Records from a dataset
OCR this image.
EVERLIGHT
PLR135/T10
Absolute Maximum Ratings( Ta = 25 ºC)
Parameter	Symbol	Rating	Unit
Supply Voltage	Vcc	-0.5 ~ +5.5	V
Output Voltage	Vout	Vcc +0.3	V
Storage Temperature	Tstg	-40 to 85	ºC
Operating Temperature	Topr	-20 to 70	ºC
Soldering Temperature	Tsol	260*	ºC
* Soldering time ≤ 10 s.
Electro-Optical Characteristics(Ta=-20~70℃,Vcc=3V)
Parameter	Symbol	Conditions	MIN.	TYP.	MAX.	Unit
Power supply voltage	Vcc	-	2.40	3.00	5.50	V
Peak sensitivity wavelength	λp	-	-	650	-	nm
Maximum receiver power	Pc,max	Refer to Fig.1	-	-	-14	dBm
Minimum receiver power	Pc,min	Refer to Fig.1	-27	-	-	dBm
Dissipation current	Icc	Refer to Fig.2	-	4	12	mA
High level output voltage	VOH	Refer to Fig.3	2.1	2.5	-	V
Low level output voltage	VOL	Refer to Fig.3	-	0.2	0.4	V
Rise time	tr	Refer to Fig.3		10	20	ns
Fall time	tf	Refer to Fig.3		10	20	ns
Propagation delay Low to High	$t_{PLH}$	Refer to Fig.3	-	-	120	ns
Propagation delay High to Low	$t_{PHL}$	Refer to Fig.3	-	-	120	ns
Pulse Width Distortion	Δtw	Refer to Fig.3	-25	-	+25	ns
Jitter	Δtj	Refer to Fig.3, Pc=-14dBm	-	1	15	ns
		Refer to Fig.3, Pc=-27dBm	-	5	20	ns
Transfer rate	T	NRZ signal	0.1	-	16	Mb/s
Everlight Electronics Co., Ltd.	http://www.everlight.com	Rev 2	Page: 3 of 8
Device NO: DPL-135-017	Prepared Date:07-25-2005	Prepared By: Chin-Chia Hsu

## WORK REQUIRED
Collect from the data above every line that includes "delay".

## FINAL RESULT
Propagation delay Low to High	$t_{PLH}$	Refer to Fig.3	-	-	120	ns
Propagation delay High to Low	$t_{PHL}$	Refer to Fig.3	-	-	120	ns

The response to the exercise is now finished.